# GIVEN REQUEST:
Leave the pictures out and quote only the lines from the one with "Read all visible content and emit it as JSON." down to the end of the listing below.

******

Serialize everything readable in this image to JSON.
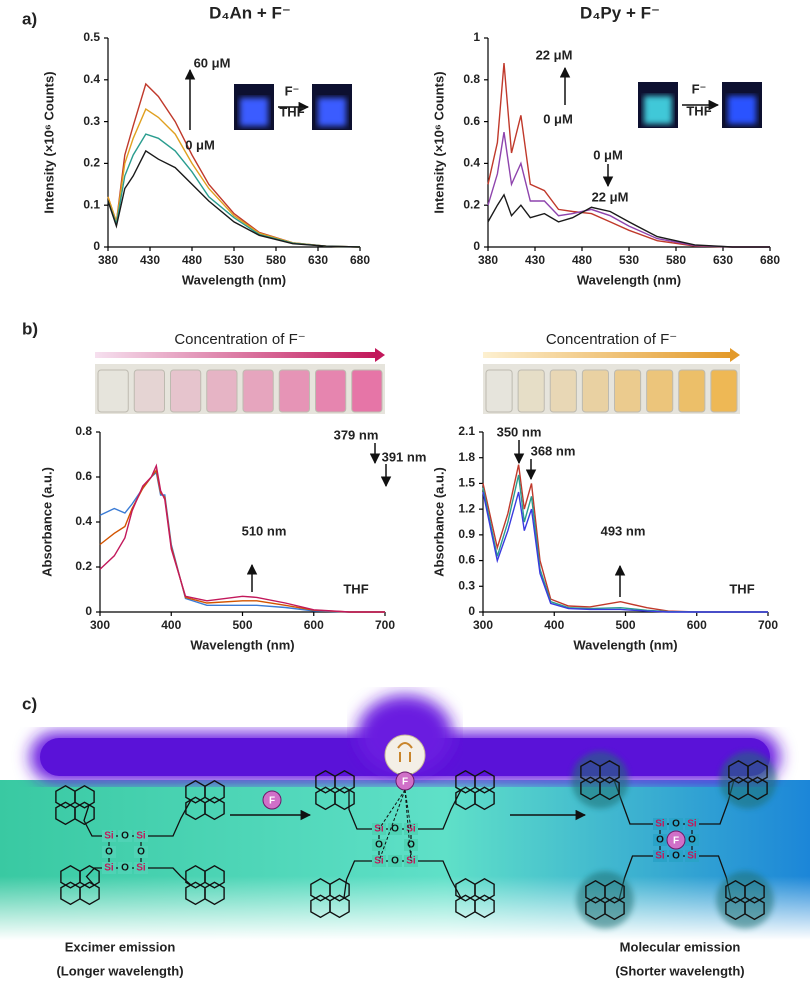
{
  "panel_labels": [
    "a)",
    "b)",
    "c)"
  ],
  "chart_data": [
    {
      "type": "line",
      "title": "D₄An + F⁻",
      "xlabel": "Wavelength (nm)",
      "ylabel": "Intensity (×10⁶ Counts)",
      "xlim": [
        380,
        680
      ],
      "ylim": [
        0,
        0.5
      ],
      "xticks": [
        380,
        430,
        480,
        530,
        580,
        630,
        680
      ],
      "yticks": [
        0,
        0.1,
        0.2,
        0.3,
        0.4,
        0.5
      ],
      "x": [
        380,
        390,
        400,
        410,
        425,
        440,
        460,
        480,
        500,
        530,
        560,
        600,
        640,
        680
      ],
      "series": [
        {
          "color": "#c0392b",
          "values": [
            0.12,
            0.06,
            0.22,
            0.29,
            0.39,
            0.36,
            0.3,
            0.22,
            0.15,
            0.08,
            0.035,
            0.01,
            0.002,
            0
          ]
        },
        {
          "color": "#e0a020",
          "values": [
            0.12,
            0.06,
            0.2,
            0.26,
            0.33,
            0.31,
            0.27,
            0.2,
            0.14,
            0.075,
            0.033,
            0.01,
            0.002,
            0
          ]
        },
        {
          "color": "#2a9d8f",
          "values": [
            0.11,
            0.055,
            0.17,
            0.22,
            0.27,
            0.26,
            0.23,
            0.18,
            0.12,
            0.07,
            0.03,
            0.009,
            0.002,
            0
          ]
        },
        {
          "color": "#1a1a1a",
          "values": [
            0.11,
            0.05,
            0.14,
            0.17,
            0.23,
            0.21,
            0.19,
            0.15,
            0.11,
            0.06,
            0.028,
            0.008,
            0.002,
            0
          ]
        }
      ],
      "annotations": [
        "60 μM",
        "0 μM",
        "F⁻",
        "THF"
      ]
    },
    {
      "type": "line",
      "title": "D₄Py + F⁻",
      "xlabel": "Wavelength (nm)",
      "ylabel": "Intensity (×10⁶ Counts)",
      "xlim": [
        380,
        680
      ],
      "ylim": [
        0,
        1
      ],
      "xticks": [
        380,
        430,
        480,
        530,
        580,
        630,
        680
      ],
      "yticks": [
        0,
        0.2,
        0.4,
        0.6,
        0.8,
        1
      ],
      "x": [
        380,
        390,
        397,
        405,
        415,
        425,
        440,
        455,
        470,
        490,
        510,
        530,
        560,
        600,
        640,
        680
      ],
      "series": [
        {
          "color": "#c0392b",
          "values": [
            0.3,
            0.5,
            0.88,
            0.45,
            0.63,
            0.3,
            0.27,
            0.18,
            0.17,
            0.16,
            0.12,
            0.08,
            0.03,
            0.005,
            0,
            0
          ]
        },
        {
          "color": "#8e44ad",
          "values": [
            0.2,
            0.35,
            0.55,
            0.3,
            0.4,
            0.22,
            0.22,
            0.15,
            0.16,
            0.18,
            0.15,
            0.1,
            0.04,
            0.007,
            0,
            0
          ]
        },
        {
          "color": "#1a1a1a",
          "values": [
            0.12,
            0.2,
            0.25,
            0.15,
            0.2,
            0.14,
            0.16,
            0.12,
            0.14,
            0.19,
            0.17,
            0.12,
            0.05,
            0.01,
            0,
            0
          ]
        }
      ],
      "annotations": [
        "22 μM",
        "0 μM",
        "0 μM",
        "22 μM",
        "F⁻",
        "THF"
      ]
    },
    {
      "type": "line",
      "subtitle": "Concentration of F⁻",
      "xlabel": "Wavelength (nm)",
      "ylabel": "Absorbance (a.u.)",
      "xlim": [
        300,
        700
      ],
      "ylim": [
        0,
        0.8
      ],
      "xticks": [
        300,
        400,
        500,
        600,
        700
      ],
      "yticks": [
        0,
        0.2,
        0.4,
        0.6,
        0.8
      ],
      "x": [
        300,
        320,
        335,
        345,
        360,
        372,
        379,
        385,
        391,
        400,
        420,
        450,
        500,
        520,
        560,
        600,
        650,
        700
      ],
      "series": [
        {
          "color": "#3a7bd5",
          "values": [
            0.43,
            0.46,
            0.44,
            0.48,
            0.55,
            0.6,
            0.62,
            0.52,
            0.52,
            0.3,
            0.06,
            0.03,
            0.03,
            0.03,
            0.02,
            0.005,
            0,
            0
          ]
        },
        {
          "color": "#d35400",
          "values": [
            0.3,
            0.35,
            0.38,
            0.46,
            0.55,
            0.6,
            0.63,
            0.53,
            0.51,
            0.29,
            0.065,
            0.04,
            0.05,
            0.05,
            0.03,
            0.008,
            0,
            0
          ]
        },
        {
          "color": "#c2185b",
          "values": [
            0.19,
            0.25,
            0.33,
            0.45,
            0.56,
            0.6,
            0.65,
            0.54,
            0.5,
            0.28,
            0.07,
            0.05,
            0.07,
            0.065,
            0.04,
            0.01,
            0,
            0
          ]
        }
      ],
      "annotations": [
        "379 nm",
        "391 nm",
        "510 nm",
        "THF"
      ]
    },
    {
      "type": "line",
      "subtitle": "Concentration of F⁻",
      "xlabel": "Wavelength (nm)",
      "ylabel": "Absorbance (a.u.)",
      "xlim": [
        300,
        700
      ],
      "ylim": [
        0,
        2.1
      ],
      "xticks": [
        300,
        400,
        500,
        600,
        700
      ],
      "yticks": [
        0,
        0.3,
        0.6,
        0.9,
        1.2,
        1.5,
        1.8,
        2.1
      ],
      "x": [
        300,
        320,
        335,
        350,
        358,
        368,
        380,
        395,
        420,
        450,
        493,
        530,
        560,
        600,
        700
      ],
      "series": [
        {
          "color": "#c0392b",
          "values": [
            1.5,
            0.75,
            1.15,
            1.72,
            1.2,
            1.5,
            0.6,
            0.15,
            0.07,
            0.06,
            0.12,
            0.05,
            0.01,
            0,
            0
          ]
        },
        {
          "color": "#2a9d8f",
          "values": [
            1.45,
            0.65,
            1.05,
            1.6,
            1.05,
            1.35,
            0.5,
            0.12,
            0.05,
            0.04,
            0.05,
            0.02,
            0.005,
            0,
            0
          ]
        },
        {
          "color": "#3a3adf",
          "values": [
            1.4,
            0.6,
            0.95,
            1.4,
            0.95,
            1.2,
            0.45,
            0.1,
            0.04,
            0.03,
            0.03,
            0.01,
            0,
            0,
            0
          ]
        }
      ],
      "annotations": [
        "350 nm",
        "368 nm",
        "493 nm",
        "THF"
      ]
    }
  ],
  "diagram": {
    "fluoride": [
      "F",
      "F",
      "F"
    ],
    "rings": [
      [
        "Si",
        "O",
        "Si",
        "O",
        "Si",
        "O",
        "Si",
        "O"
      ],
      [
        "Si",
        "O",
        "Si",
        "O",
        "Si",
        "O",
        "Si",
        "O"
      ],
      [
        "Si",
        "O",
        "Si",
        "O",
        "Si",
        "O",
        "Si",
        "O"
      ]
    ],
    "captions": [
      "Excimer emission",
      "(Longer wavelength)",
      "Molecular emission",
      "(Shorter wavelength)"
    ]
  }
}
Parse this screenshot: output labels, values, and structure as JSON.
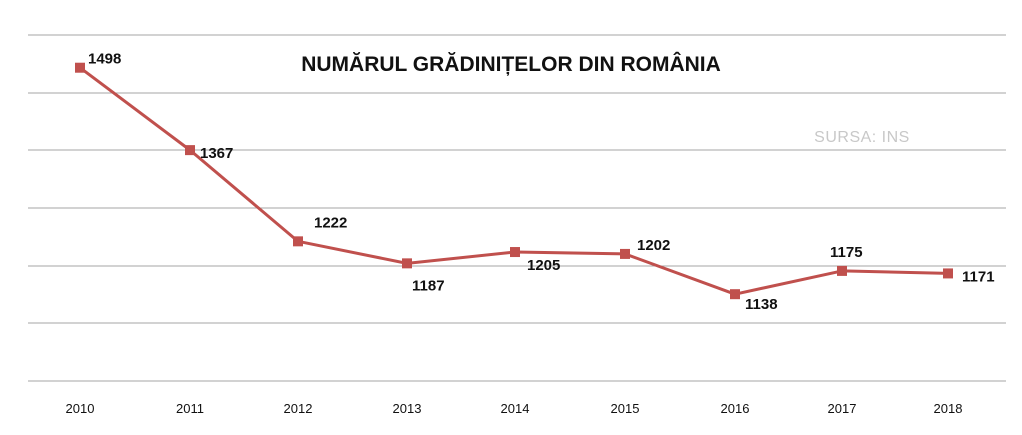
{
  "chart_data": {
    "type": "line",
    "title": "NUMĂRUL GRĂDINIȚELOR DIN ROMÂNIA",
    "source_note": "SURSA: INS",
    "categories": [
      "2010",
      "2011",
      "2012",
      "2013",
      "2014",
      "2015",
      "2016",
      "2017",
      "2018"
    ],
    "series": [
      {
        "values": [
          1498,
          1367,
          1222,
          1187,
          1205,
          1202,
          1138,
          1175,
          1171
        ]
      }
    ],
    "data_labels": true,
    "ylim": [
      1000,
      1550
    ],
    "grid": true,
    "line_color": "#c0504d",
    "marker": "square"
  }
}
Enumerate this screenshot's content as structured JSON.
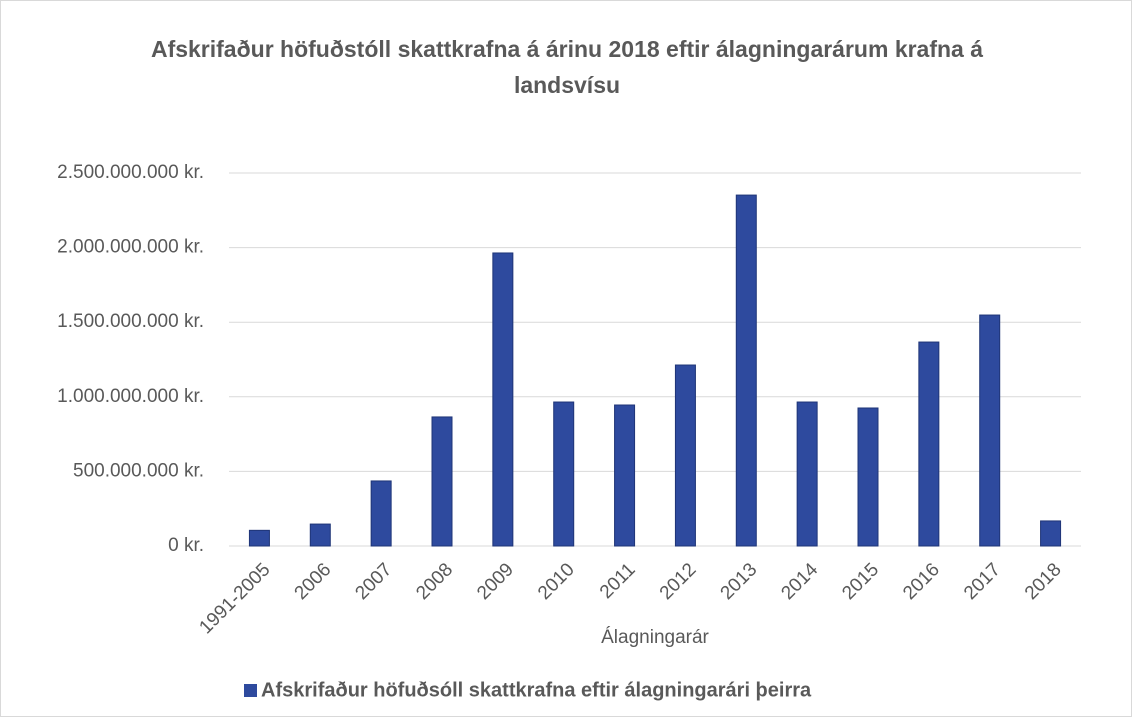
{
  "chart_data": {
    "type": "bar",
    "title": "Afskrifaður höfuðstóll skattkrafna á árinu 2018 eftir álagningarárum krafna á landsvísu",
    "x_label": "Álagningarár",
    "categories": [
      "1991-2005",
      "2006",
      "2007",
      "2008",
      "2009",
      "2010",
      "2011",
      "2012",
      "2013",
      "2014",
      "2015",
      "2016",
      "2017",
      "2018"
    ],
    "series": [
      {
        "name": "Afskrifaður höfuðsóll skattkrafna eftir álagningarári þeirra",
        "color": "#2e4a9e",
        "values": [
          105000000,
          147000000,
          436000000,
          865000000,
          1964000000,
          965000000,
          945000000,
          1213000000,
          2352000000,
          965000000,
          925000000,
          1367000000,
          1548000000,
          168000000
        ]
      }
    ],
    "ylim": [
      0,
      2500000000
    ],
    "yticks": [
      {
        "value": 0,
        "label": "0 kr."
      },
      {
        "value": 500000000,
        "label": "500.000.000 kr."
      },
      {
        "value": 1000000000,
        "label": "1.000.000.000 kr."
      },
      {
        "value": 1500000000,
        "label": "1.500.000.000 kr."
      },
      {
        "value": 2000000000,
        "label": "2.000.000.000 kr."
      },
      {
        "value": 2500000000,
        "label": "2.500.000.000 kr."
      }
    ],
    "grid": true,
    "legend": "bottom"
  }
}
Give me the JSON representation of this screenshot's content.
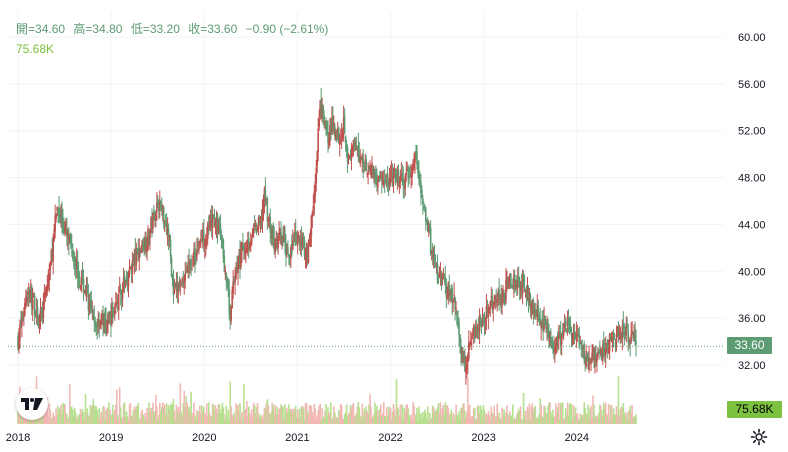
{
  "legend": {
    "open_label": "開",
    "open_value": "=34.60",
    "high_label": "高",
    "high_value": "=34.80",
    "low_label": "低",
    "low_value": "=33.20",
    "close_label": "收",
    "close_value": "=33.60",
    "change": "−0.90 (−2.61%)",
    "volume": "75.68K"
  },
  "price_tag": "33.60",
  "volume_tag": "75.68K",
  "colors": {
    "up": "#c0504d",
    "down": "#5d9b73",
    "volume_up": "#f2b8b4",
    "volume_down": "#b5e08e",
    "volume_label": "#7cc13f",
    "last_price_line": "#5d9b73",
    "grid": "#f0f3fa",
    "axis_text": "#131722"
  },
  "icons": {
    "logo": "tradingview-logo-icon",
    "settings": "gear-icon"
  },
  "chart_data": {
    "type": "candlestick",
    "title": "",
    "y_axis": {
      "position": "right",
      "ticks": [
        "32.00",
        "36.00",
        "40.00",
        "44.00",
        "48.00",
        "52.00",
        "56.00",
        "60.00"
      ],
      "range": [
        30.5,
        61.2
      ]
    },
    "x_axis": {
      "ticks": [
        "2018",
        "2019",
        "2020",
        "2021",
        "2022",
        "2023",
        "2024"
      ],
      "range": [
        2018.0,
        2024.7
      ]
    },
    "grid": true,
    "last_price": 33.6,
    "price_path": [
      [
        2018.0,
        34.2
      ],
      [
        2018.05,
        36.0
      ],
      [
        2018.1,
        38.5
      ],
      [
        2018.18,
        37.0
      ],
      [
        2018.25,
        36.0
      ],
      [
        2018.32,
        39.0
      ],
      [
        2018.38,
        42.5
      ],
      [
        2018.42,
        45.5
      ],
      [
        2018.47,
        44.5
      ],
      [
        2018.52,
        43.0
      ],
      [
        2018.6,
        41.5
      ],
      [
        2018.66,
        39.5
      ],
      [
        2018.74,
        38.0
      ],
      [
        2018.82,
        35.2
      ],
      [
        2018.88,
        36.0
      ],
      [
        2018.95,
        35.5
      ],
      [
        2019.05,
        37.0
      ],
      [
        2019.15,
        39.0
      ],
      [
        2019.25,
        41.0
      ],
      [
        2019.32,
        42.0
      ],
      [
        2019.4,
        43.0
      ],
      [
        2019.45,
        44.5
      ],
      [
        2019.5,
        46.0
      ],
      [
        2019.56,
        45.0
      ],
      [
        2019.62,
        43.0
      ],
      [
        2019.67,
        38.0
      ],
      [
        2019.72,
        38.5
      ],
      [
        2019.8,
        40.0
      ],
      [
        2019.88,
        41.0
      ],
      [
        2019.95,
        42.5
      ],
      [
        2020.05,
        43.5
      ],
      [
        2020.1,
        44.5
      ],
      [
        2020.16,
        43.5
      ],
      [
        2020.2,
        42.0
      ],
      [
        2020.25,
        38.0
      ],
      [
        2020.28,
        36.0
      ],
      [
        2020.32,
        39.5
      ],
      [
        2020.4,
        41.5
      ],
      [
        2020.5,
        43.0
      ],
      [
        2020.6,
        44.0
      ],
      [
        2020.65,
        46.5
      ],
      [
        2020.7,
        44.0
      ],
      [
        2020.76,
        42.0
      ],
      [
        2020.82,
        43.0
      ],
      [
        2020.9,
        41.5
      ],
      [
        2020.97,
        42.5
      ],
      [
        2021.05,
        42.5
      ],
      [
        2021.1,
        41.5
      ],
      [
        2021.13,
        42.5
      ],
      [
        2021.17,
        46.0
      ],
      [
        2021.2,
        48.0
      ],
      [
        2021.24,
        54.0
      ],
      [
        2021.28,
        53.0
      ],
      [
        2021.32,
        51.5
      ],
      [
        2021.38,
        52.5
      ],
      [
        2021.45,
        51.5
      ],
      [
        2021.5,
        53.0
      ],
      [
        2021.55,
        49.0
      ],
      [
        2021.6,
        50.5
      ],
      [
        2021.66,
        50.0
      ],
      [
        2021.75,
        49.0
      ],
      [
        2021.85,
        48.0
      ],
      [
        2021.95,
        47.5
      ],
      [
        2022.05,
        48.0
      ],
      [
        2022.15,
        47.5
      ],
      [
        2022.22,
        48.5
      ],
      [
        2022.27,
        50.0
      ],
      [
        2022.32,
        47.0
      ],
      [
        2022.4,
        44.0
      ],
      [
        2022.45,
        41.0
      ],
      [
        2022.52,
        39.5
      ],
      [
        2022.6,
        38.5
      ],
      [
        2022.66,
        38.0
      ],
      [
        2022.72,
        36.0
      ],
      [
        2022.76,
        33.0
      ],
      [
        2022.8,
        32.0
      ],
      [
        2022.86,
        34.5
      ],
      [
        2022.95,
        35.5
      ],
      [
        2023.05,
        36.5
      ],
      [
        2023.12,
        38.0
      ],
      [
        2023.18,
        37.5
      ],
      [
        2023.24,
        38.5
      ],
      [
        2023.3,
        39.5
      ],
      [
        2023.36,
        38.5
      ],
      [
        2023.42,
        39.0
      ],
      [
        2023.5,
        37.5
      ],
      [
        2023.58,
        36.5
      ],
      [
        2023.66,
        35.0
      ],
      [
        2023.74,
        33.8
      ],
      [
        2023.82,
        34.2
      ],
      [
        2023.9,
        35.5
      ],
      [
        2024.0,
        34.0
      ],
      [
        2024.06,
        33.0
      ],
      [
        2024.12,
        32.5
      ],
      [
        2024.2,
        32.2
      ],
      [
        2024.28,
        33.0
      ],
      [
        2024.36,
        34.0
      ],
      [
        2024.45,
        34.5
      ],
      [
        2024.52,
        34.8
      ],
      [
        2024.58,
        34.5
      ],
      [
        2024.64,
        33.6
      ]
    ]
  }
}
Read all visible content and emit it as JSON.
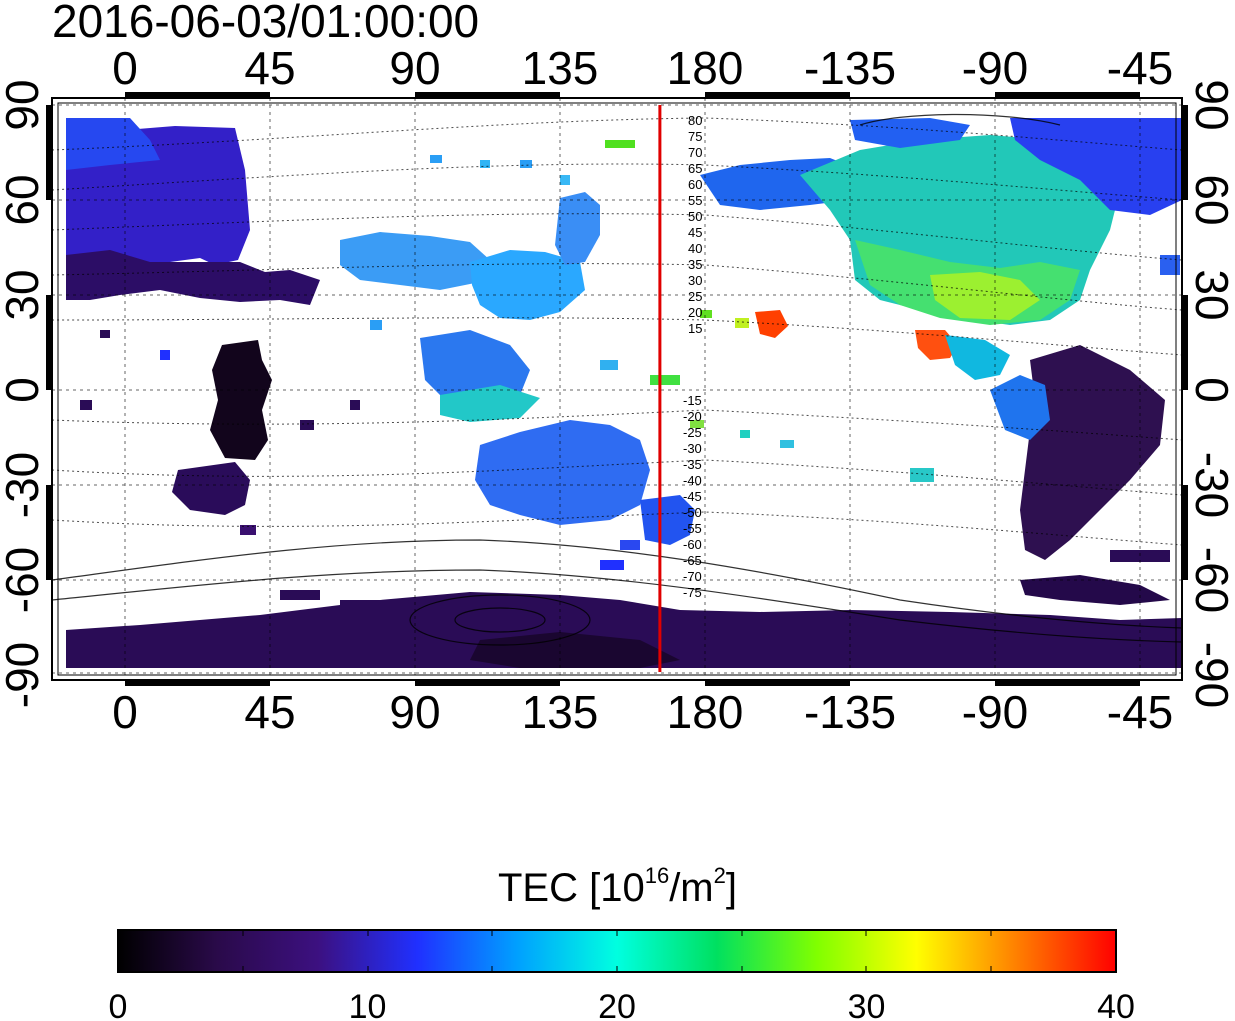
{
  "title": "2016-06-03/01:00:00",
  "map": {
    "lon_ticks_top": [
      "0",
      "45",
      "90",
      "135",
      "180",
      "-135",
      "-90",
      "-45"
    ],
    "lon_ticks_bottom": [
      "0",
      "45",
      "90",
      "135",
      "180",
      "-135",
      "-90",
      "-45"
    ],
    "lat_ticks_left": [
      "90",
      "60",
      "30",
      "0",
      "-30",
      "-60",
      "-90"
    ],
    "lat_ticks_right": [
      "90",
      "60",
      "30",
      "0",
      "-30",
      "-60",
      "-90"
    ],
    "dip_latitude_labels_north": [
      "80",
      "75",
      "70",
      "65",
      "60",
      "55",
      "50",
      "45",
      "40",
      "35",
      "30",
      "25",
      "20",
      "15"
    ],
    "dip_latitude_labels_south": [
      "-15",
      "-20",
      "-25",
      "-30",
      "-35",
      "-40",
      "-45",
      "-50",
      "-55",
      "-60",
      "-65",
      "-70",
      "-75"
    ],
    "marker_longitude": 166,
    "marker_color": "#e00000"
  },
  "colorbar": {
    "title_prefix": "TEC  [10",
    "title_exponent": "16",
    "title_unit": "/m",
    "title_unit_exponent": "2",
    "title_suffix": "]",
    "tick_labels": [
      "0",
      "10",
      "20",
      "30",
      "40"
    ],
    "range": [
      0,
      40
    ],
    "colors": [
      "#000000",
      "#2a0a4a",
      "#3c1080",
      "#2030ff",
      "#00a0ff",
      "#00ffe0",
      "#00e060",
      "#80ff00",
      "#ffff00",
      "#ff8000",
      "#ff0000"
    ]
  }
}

******

# SOLVED PROBLEM:
Read all visible content and emit it as JSON.
{
  "title": "2016-06-03/01:00:00",
  "map": {
    "lon_ticks_top": [
      "0",
      "45",
      "90",
      "135",
      "180",
      "-135",
      "-90",
      "-45"
    ],
    "lon_ticks_bottom": [
      "0",
      "45",
      "90",
      "135",
      "180",
      "-135",
      "-90",
      "-45"
    ],
    "lat_ticks_left": [
      "90",
      "60",
      "30",
      "0",
      "-30",
      "-60",
      "-90"
    ],
    "lat_ticks_right": [
      "90",
      "60",
      "30",
      "0",
      "-30",
      "-60",
      "-90"
    ],
    "dip_latitude_labels_north": [
      "80",
      "75",
      "70",
      "65",
      "60",
      "55",
      "50",
      "45",
      "40",
      "35",
      "30",
      "25",
      "20",
      "15"
    ],
    "dip_latitude_labels_south": [
      "-15",
      "-20",
      "-25",
      "-30",
      "-35",
      "-40",
      "-45",
      "-50",
      "-55",
      "-60",
      "-65",
      "-70",
      "-75"
    ],
    "marker_longitude": 166,
    "marker_color": "#e00000"
  },
  "colorbar": {
    "title_prefix": "TEC  [10",
    "title_exponent": "16",
    "title_unit": "/m",
    "title_unit_exponent": "2",
    "title_suffix": "]",
    "tick_labels": [
      "0",
      "10",
      "20",
      "30",
      "40"
    ],
    "range": [
      0,
      40
    ],
    "colors": [
      "#000000",
      "#2a0a4a",
      "#3c1080",
      "#2030ff",
      "#00a0ff",
      "#00ffe0",
      "#00e060",
      "#80ff00",
      "#ffff00",
      "#ff8000",
      "#ff0000"
    ]
  }
}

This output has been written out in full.